***** Material shown *****

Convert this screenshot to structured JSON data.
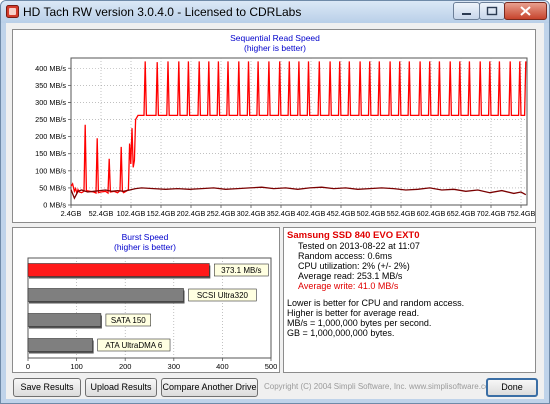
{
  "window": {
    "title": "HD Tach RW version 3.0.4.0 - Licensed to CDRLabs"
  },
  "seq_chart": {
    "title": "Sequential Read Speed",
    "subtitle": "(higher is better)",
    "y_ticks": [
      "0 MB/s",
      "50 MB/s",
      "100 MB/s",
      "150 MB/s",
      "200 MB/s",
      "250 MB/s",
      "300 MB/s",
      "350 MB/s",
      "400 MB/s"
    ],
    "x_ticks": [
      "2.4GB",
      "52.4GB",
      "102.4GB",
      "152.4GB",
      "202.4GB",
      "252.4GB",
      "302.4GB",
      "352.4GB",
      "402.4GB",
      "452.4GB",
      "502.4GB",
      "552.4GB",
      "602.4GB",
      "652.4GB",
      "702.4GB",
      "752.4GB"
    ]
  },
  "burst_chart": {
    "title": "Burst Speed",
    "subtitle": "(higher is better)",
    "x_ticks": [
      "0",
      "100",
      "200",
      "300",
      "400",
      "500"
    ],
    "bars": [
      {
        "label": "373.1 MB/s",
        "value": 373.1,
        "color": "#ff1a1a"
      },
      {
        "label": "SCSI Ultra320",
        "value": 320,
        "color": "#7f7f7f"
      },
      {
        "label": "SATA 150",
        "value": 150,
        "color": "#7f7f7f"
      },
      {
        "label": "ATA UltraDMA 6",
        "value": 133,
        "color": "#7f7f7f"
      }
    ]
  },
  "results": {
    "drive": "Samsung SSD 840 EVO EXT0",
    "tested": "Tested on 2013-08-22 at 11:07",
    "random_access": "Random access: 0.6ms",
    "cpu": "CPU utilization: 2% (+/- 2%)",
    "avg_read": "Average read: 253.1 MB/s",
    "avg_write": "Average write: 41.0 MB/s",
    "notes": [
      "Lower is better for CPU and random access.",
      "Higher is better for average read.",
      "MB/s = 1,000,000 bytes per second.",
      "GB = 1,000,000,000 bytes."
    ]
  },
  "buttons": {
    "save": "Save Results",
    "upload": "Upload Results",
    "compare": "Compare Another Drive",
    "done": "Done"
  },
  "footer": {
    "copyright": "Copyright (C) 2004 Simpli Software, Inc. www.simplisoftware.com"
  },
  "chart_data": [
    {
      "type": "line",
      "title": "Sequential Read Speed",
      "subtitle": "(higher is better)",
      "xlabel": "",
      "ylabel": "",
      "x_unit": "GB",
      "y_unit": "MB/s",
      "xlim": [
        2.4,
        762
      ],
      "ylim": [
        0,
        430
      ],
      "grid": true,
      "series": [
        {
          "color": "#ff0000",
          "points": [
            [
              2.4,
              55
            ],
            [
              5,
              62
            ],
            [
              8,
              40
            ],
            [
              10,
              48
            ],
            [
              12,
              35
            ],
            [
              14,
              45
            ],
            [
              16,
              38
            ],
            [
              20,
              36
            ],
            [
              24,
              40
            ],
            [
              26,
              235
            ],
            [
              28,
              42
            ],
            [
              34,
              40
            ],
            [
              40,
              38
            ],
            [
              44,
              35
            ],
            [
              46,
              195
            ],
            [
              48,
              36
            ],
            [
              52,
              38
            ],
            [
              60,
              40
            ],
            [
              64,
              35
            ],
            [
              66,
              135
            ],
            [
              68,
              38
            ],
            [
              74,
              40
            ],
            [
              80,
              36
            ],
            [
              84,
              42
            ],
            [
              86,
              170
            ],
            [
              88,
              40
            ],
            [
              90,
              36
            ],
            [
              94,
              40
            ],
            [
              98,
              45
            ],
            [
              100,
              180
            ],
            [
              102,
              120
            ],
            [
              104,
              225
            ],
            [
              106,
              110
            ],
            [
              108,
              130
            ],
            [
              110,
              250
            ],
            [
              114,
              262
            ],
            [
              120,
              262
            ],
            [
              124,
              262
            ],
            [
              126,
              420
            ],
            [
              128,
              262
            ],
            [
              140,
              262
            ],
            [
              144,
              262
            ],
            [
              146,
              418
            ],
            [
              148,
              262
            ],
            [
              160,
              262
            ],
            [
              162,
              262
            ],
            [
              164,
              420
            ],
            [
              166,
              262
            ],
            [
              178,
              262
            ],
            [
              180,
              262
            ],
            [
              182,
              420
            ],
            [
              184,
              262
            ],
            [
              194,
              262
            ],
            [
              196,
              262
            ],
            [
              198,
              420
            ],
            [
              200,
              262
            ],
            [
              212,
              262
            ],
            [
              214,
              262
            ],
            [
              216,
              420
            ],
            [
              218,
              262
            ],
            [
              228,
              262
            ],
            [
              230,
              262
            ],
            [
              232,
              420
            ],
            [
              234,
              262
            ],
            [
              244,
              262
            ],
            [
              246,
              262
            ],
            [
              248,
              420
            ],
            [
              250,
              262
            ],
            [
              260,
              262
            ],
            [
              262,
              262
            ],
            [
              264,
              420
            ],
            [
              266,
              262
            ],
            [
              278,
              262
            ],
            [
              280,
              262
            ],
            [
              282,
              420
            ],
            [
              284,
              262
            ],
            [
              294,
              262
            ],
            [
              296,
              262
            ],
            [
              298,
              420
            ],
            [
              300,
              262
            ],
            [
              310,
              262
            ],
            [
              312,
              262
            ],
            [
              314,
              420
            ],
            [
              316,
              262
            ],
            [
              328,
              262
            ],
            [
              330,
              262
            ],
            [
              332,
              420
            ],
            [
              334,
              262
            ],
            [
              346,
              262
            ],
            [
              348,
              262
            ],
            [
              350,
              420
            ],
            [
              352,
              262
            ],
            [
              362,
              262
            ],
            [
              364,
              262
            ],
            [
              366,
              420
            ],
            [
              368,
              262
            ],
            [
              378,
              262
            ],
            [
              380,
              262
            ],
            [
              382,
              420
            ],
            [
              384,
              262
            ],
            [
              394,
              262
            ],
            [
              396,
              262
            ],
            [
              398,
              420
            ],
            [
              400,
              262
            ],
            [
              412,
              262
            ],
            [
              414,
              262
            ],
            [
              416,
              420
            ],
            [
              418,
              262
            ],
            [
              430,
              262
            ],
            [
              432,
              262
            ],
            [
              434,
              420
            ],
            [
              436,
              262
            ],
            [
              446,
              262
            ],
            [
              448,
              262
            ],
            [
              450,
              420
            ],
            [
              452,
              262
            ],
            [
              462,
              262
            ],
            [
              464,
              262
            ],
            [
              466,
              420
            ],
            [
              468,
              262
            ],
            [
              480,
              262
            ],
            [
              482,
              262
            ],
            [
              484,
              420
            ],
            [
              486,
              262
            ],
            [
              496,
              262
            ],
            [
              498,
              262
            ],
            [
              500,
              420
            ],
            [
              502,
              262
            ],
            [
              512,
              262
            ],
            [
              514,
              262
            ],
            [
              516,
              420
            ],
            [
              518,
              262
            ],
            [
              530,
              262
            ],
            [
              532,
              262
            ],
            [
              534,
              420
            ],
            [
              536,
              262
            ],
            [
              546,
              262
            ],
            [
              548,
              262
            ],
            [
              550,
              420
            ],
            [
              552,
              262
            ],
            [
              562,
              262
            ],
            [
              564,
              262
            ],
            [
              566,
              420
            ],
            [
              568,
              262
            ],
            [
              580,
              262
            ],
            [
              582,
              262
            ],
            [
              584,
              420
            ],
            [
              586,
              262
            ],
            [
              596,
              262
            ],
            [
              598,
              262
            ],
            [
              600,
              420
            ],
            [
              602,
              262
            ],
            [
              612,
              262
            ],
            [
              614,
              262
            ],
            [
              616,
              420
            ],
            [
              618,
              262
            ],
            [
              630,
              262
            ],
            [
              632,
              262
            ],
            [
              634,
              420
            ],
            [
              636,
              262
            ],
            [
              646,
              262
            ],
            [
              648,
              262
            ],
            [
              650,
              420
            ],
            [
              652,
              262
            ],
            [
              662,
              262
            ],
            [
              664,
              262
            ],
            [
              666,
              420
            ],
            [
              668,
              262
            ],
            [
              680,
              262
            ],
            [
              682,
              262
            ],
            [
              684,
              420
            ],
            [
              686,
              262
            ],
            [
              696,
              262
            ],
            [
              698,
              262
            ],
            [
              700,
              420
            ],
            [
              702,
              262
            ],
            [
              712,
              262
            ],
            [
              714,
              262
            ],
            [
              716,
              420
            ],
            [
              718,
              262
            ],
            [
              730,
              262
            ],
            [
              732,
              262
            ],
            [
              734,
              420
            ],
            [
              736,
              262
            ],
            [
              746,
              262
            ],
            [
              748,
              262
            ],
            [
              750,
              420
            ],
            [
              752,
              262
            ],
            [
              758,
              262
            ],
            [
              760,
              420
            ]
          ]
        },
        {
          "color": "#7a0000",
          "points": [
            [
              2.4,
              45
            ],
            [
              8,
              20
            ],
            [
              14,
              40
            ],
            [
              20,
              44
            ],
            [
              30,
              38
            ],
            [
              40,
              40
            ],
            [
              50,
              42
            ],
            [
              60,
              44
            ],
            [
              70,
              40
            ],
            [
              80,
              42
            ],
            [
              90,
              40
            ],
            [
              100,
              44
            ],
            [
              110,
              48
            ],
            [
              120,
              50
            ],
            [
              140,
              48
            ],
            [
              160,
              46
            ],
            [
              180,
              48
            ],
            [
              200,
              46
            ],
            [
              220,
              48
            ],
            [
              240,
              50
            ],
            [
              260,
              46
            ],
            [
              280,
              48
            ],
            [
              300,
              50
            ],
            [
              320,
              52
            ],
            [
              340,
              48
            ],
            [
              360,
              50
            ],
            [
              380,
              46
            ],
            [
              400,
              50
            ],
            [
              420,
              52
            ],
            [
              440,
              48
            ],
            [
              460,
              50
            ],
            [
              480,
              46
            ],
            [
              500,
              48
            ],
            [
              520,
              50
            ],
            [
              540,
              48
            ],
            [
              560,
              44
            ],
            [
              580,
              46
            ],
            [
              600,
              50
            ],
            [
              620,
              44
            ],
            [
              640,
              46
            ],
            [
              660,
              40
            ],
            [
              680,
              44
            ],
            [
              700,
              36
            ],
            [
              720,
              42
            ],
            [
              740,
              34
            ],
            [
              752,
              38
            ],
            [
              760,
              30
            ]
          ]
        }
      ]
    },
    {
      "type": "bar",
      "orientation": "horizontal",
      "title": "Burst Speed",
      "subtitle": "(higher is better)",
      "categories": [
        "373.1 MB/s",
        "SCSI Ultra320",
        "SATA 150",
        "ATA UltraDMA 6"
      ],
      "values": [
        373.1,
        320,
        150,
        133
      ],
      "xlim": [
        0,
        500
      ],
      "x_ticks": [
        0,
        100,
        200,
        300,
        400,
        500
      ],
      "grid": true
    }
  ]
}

*****
***** Material shown *****

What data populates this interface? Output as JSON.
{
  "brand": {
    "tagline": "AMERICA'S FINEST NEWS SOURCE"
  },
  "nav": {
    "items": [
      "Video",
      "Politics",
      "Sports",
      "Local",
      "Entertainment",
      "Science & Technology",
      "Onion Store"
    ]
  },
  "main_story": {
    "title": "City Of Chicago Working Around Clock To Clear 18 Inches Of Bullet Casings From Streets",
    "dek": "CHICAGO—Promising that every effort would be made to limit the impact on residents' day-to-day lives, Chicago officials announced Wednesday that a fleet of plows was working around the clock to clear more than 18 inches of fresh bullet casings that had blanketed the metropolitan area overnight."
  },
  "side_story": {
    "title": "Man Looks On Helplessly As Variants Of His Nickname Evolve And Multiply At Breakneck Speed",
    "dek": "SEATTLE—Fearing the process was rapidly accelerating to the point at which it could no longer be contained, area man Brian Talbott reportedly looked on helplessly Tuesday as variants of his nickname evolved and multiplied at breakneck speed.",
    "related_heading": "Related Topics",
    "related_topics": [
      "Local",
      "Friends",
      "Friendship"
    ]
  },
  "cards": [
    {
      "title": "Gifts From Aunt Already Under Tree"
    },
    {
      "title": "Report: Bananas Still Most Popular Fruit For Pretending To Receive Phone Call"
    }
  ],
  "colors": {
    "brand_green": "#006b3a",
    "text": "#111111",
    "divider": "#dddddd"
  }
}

*****

■ Stated task ■
Wherever the word "Sequential" occurs in a line of the listing, copy that line.

■ Full solution ■
    "title": "Sequential Read Speed",
      "title": "Sequential Read Speed",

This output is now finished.